> [WHAT IS ASKED]: Copy down all of the data underneath, exactly as shown.

##### LISTED ENTRIES

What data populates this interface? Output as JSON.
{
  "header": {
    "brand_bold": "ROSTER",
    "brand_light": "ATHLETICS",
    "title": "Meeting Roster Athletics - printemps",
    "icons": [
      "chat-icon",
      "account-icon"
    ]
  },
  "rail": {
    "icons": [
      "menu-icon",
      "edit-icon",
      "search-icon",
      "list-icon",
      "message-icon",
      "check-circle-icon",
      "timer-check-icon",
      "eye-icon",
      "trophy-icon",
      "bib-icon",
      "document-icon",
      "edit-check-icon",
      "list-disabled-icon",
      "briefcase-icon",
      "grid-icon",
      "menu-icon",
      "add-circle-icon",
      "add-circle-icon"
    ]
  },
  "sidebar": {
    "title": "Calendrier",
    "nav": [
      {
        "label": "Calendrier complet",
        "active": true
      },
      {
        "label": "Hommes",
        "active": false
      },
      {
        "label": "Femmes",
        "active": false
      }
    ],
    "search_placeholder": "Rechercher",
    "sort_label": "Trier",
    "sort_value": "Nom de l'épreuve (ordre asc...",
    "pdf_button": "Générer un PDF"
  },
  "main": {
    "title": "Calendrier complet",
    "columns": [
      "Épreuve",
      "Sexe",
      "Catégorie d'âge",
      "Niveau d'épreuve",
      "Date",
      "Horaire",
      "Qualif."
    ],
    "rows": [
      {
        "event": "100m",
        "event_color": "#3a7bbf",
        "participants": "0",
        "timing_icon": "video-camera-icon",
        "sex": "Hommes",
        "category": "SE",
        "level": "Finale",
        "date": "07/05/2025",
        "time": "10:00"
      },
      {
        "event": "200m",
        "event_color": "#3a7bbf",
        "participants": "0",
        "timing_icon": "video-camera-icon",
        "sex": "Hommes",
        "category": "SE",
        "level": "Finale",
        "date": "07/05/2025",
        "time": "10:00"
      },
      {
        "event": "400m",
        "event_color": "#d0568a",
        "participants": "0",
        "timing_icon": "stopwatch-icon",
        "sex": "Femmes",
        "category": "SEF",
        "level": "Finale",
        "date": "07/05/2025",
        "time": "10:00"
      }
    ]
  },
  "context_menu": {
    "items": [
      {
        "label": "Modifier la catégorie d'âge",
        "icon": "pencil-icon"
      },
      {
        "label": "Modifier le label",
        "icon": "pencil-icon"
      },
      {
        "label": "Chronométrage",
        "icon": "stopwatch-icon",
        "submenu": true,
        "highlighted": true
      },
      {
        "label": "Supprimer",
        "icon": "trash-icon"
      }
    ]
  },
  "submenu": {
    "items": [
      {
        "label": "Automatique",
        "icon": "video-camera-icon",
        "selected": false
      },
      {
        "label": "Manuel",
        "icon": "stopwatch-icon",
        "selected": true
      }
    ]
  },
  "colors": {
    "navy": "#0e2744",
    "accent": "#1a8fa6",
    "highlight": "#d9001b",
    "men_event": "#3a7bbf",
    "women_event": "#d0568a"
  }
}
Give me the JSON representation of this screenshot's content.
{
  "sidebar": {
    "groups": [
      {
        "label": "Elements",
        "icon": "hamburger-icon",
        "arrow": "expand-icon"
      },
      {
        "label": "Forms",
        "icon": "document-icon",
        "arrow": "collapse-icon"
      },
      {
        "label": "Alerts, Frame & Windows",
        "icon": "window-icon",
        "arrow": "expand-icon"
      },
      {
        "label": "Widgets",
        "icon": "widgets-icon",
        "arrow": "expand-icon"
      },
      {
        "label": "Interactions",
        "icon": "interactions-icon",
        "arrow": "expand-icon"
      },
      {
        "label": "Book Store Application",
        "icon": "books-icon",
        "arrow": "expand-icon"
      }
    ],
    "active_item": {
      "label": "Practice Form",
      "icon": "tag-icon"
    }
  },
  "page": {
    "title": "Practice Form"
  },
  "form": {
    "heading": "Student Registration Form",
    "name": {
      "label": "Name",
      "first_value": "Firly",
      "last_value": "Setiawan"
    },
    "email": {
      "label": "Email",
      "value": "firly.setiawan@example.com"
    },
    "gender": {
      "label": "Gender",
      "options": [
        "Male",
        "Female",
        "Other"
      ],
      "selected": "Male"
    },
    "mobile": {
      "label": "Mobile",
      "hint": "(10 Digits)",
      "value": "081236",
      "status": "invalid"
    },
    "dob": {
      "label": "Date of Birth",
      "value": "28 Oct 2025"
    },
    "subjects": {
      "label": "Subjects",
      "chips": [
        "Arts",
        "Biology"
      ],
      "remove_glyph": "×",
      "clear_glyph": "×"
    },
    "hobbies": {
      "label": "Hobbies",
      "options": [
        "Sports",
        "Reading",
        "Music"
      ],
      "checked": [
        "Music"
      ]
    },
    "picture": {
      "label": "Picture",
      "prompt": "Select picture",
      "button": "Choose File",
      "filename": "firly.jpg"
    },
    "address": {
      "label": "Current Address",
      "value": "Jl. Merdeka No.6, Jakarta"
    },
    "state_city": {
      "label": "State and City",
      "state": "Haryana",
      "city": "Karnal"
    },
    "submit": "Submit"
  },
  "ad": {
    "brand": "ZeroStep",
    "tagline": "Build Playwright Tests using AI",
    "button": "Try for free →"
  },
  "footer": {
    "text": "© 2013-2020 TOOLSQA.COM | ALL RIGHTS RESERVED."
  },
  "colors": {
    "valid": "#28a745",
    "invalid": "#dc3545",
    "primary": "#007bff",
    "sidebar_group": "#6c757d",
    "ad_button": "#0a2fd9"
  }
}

##########

> [OUTPUT FOR THIS EXERCISE]:
What data populates this interface? Output as JSON.
{
  "header": {
    "brand_bold": "ROSTER",
    "brand_light": "ATHLETICS",
    "title": "Meeting Roster Athletics - printemps",
    "icons": [
      "chat-icon",
      "account-icon"
    ]
  },
  "rail": {
    "icons": [
      "menu-icon",
      "edit-icon",
      "search-icon",
      "list-icon",
      "message-icon",
      "check-circle-icon",
      "timer-check-icon",
      "eye-icon",
      "trophy-icon",
      "bib-icon",
      "document-icon",
      "edit-check-icon",
      "list-disabled-icon",
      "briefcase-icon",
      "grid-icon",
      "menu-icon",
      "add-circle-icon",
      "add-circle-icon"
    ]
  },
  "sidebar": {
    "title": "Calendrier",
    "nav": [
      {
        "label": "Calendrier complet",
        "active": true
      },
      {
        "label": "Hommes",
        "active": false
      },
      {
        "label": "Femmes",
        "active": false
      }
    ],
    "search_placeholder": "Rechercher",
    "sort_label": "Trier",
    "sort_value": "Nom de l'épreuve (ordre asc...",
    "pdf_button": "Générer un PDF"
  },
  "main": {
    "title": "Calendrier complet",
    "columns": [
      "Épreuve",
      "Sexe",
      "Catégorie d'âge",
      "Niveau d'épreuve",
      "Date",
      "Horaire",
      "Qualif."
    ],
    "rows": [
      {
        "event": "100m",
        "event_color": "#3a7bbf",
        "participants": "0",
        "timing_icon": "video-camera-icon",
        "sex": "Hommes",
        "category": "SE",
        "level": "Finale",
        "date": "07/05/2025",
        "time": "10:00"
      },
      {
        "event": "200m",
        "event_color": "#3a7bbf",
        "participants": "0",
        "timing_icon": "video-camera-icon",
        "sex": "Hommes",
        "category": "SE",
        "level": "Finale",
        "date": "07/05/2025",
        "time": "10:00"
      },
      {
        "event": "400m",
        "event_color": "#d0568a",
        "participants": "0",
        "timing_icon": "stopwatch-icon",
        "sex": "Femmes",
        "category": "SEF",
        "level": "Finale",
        "date": "07/05/2025",
        "time": "10:00"
      }
    ]
  },
  "context_menu": {
    "items": [
      {
        "label": "Modifier la catégorie d'âge",
        "icon": "pencil-icon"
      },
      {
        "label": "Modifier le label",
        "icon": "pencil-icon"
      },
      {
        "label": "Chronométrage",
        "icon": "stopwatch-icon",
        "submenu": true,
        "highlighted": true
      },
      {
        "label": "Supprimer",
        "icon": "trash-icon"
      }
    ]
  },
  "submenu": {
    "items": [
      {
        "label": "Automatique",
        "icon": "video-camera-icon",
        "selected": false
      },
      {
        "label": "Manuel",
        "icon": "stopwatch-icon",
        "selected": true
      }
    ]
  },
  "colors": {
    "navy": "#0e2744",
    "accent": "#1a8fa6",
    "highlight": "#d9001b",
    "men_event": "#3a7bbf",
    "women_event": "#d0568a"
  }
}
Give me the JSON representation of this screenshot's content.
{
  "sidebar": {
    "groups": [
      {
        "label": "Elements",
        "icon": "hamburger-icon",
        "arrow": "expand-icon"
      },
      {
        "label": "Forms",
        "icon": "document-icon",
        "arrow": "collapse-icon"
      },
      {
        "label": "Alerts, Frame & Windows",
        "icon": "window-icon",
        "arrow": "expand-icon"
      },
      {
        "label": "Widgets",
        "icon": "widgets-icon",
        "arrow": "expand-icon"
      },
      {
        "label": "Interactions",
        "icon": "interactions-icon",
        "arrow": "expand-icon"
      },
      {
        "label": "Book Store Application",
        "icon": "books-icon",
        "arrow": "expand-icon"
      }
    ],
    "active_item": {
      "label": "Practice Form",
      "icon": "tag-icon"
    }
  },
  "page": {
    "title": "Practice Form"
  },
  "form": {
    "heading": "Student Registration Form",
    "name": {
      "label": "Name",
      "first_value": "Firly",
      "last_value": "Setiawan"
    },
    "email": {
      "label": "Email",
      "value": "firly.setiawan@example.com"
    },
    "gender": {
      "label": "Gender",
      "options": [
        "Male",
        "Female",
        "Other"
      ],
      "selected": "Male"
    },
    "mobile": {
      "label": "Mobile",
      "hint": "(10 Digits)",
      "value": "081236",
      "status": "invalid"
    },
    "dob": {
      "label": "Date of Birth",
      "value": "28 Oct 2025"
    },
    "subjects": {
      "label": "Subjects",
      "chips": [
        "Arts",
        "Biology"
      ],
      "remove_glyph": "×",
      "clear_glyph": "×"
    },
    "hobbies": {
      "label": "Hobbies",
      "options": [
        "Sports",
        "Reading",
        "Music"
      ],
      "checked": [
        "Music"
      ]
    },
    "picture": {
      "label": "Picture",
      "prompt": "Select picture",
      "button": "Choose File",
      "filename": "firly.jpg"
    },
    "address": {
      "label": "Current Address",
      "value": "Jl. Merdeka No.6, Jakarta"
    },
    "state_city": {
      "label": "State and City",
      "state": "Haryana",
      "city": "Karnal"
    },
    "submit": "Submit"
  },
  "ad": {
    "brand": "ZeroStep",
    "tagline": "Build Playwright Tests using AI",
    "button": "Try for free →"
  },
  "footer": {
    "text": "© 2013-2020 TOOLSQA.COM | ALL RIGHTS RESERVED."
  },
  "colors": {
    "valid": "#28a745",
    "invalid": "#dc3545",
    "primary": "#007bff",
    "sidebar_group": "#6c757d",
    "ad_button": "#0a2fd9"
  }
}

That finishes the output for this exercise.